The request ::
Output every line of the data exactly as it appears.

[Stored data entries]
[start]

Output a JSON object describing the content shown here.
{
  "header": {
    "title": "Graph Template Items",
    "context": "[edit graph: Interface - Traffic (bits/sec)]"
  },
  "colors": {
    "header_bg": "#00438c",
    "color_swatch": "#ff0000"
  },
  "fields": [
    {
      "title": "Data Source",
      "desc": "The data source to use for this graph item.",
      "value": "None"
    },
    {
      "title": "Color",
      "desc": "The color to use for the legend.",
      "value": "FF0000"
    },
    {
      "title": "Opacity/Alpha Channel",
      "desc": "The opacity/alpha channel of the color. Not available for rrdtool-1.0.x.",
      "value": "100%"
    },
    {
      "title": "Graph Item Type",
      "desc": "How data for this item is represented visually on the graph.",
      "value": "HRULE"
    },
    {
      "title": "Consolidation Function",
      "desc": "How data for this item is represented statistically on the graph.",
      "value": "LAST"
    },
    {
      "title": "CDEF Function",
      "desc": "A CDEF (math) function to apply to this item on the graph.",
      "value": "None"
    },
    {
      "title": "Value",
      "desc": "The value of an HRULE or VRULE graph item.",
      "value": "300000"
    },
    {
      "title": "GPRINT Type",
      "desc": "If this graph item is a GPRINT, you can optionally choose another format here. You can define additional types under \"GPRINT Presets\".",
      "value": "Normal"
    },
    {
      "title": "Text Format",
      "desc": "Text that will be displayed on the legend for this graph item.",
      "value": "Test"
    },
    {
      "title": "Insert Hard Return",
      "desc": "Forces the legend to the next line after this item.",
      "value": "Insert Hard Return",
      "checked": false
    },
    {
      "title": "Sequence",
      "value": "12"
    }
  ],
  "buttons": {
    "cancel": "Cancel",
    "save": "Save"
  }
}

[end]

Answer to the task ::
Output a JSON object describing the content shown here.
{
  "header": {
    "title": "Graph Template Items",
    "context": "[edit graph: Interface - Traffic (bits/sec)]"
  },
  "colors": {
    "header_bg": "#00438c",
    "color_swatch": "#ff0000"
  },
  "fields": [
    {
      "title": "Data Source",
      "desc": "The data source to use for this graph item.",
      "value": "None"
    },
    {
      "title": "Color",
      "desc": "The color to use for the legend.",
      "value": "FF0000"
    },
    {
      "title": "Opacity/Alpha Channel",
      "desc": "The opacity/alpha channel of the color. Not available for rrdtool-1.0.x.",
      "value": "100%"
    },
    {
      "title": "Graph Item Type",
      "desc": "How data for this item is represented visually on the graph.",
      "value": "HRULE"
    },
    {
      "title": "Consolidation Function",
      "desc": "How data for this item is represented statistically on the graph.",
      "value": "LAST"
    },
    {
      "title": "CDEF Function",
      "desc": "A CDEF (math) function to apply to this item on the graph.",
      "value": "None"
    },
    {
      "title": "Value",
      "desc": "The value of an HRULE or VRULE graph item.",
      "value": "300000"
    },
    {
      "title": "GPRINT Type",
      "desc": "If this graph item is a GPRINT, you can optionally choose another format here. You can define additional types under \"GPRINT Presets\".",
      "value": "Normal"
    },
    {
      "title": "Text Format",
      "desc": "Text that will be displayed on the legend for this graph item.",
      "value": "Test"
    },
    {
      "title": "Insert Hard Return",
      "desc": "Forces the legend to the next line after this item.",
      "value": "Insert Hard Return",
      "checked": false
    },
    {
      "title": "Sequence",
      "value": "12"
    }
  ],
  "buttons": {
    "cancel": "Cancel",
    "save": "Save"
  }
}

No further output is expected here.